● Arbeitsauftrag:
Schreibe die Meldung über die Erwärmung des Mains nach ihrem letzten Satz mit einigen Sätzen weiter.

● Lesetext:
= = =
Regierungspräsidium Darmstadt fordert Einleiter auf, Wärmeeinträge und Gewässerbelastung zu reduzieren
Die anhaltende Hitzewelle hat den Main auf eine kritische Wassertemperatur von 27 Grad Celsius erwärmt. Das Regierungspräsidium (RP) Darmstadt hat deshalb Unternehmen und andere Einleiter entlang des Flusses aufgefordert, Maßnahmen zur Entlastung des Gewässers zu ergreifen.
Mit steigenden Wassertemperaturen nimmt die Fähigkeit des Flusses ab, Sauerstoff aufzunehmen. Dadurch verschlechtern sich die Lebensbedingungen für Fische und andere Wasserorganismen erheblich.
Das RP Darmstadt weist darauf hin, dass bei Wassertemperaturen ab 25 Grad Celsius alle Möglichkeiten ausgeschöpft werden sollen, um Wärmeeinleitungen in den Main zu reduzieren. Gleichzeitig soll die Restverschmutzung des eingeleiteten Abwassers möglichst gering gehalten und die Sauerstoffanreicherung des Gewässers verbessert werden. Entsprechende Vorgaben und Hinweise sind bereits Bestandteil der wasserrechtlichen Bescheide der betroffenen Einleiter.
= = =
● Bereitgestellte Einträge:
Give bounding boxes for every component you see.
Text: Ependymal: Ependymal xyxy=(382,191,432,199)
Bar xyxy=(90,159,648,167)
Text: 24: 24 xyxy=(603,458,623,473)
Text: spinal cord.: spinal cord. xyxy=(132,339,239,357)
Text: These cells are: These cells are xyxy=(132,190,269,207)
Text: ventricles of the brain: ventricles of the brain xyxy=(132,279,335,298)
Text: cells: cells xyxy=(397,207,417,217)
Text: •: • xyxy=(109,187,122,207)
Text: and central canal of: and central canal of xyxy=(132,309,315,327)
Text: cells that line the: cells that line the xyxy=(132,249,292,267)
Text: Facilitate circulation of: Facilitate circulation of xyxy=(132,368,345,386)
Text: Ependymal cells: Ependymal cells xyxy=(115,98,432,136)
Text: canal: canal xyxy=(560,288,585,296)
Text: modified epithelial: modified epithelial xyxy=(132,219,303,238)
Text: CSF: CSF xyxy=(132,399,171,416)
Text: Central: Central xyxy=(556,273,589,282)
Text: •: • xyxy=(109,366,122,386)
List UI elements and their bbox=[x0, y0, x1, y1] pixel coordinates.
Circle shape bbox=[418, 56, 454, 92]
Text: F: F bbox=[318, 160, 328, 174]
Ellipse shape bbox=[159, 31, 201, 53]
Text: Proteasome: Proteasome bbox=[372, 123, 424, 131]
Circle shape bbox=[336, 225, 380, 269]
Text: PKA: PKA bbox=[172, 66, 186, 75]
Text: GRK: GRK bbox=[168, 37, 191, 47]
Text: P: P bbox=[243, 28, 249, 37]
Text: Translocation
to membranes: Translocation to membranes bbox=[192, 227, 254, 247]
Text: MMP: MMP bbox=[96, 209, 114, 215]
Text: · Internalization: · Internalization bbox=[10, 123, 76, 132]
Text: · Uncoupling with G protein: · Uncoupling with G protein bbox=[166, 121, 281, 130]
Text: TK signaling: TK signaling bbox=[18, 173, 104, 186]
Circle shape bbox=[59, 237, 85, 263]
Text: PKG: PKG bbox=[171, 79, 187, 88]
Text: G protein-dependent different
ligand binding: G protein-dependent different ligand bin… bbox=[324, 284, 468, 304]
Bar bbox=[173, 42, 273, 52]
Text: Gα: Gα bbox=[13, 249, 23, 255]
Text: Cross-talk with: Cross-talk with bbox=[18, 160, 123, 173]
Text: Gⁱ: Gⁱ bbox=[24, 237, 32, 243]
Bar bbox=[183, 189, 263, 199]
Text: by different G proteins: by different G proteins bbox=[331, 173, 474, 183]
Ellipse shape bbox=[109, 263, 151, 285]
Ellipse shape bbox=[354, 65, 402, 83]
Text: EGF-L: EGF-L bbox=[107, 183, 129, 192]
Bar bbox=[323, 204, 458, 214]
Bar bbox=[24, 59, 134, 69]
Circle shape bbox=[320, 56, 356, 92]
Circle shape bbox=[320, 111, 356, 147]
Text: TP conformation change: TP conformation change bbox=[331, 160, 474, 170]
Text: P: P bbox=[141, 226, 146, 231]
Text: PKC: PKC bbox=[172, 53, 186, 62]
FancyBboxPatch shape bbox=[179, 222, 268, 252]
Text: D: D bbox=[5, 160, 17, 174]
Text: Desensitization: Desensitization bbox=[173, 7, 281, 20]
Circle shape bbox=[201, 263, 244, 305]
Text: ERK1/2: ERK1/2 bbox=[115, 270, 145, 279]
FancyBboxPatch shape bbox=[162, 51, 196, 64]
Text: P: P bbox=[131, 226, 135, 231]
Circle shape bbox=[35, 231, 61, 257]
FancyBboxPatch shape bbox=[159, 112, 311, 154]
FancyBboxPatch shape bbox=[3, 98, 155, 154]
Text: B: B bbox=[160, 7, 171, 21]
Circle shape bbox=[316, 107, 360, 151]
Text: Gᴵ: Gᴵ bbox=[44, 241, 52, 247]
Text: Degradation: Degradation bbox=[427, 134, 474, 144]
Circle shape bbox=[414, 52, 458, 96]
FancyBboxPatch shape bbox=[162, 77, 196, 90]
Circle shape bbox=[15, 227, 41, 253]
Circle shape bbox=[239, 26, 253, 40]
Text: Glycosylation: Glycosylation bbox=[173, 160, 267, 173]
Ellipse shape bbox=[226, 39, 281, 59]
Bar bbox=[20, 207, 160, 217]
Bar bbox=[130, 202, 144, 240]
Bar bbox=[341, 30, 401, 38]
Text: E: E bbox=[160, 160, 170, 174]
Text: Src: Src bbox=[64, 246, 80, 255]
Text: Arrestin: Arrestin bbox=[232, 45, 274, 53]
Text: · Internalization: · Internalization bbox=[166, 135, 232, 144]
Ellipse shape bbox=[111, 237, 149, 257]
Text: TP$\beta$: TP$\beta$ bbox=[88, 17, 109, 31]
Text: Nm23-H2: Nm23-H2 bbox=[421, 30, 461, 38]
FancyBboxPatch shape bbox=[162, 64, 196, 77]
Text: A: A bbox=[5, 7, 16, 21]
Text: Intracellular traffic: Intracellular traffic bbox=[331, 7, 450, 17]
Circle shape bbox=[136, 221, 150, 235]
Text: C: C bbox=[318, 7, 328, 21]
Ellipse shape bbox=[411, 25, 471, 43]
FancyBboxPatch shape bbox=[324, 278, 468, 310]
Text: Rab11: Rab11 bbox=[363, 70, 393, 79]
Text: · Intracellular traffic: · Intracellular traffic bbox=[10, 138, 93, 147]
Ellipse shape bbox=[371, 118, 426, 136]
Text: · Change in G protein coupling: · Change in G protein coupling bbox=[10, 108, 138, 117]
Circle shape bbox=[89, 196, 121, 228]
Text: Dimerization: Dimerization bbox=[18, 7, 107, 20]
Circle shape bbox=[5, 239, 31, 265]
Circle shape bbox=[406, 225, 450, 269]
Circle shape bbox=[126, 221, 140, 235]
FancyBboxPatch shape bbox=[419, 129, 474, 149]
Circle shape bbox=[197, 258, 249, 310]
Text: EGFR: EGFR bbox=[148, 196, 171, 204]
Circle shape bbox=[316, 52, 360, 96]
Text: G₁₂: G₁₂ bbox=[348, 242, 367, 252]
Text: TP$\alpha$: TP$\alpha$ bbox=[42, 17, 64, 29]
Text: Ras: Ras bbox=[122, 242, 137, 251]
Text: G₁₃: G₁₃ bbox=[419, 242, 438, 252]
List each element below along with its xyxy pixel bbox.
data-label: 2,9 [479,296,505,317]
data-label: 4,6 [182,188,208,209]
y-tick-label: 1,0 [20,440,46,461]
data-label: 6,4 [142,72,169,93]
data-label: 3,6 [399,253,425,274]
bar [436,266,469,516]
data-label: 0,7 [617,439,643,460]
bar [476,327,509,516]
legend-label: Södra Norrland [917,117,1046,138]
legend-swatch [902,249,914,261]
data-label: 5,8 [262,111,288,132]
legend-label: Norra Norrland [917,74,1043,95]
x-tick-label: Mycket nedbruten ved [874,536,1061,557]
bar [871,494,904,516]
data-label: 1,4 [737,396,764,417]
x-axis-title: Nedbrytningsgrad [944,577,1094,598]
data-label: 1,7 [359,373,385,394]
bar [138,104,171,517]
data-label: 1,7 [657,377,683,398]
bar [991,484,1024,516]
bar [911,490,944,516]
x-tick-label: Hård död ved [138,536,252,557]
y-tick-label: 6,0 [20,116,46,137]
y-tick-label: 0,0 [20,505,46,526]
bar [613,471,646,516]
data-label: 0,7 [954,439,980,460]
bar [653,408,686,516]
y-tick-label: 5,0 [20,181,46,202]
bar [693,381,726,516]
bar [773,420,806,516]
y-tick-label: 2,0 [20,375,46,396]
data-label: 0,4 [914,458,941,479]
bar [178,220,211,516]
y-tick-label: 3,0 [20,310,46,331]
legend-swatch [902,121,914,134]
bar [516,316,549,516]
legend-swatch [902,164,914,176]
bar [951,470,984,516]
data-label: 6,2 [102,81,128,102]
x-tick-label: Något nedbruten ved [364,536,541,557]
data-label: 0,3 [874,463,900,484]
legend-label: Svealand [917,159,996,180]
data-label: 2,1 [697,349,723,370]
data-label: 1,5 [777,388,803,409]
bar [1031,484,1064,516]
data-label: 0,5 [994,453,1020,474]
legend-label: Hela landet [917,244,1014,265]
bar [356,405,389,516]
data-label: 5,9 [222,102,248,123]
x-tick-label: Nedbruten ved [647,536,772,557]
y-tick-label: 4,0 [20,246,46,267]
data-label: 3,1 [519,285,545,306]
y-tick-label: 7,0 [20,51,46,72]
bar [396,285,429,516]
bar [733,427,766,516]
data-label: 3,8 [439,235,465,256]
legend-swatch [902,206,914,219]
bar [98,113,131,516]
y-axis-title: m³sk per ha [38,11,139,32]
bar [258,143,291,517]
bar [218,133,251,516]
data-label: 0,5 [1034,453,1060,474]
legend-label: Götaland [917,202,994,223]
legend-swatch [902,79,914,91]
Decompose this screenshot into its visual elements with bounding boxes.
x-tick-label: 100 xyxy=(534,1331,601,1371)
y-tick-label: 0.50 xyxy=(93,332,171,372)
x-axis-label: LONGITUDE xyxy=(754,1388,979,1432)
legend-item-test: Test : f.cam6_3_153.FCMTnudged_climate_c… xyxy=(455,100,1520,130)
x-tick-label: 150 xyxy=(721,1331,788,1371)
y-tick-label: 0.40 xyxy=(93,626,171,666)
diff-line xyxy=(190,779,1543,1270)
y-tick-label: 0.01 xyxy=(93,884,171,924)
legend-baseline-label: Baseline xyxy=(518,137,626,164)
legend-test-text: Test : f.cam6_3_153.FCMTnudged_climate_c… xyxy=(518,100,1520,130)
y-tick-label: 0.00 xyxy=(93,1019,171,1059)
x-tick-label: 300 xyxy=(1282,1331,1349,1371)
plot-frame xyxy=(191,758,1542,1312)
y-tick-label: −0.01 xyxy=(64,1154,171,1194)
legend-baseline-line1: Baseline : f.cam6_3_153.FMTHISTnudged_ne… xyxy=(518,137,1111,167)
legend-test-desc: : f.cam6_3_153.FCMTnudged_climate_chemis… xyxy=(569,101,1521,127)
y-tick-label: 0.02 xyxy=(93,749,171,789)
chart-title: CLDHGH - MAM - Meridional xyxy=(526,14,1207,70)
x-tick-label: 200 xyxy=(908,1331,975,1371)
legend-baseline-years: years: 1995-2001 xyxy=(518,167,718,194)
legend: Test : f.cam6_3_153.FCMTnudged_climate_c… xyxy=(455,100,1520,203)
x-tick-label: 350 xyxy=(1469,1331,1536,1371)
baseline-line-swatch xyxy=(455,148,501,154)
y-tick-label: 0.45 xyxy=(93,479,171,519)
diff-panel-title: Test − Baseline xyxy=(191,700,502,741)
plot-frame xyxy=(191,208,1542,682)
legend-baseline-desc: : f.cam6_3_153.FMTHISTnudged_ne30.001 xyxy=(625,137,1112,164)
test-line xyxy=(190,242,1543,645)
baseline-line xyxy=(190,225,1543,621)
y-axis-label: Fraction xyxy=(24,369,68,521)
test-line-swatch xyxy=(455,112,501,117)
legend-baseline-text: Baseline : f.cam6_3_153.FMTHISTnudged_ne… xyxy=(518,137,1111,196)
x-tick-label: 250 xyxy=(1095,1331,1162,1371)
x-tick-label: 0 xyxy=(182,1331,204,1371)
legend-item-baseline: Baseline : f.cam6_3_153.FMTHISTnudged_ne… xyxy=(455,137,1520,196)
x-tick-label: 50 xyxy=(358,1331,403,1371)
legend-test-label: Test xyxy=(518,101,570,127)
= = =
● Ergebnis der Aufgabe:
Die Maßnahmen gelten so lange, bis sich die Wetterlage wieder entspannt und die Wassertemperaturen sinken.
Aktuelle Messwerte zur Wassertemperatur, zum Sauerstoffgehalt sowie Prognosen für die weitere Entwicklung veröffentlicht das Hessische Landesamt für Naturschutz, Umwelt und Geologie (HLNUG) fortlaufend auf seiner Internetseite.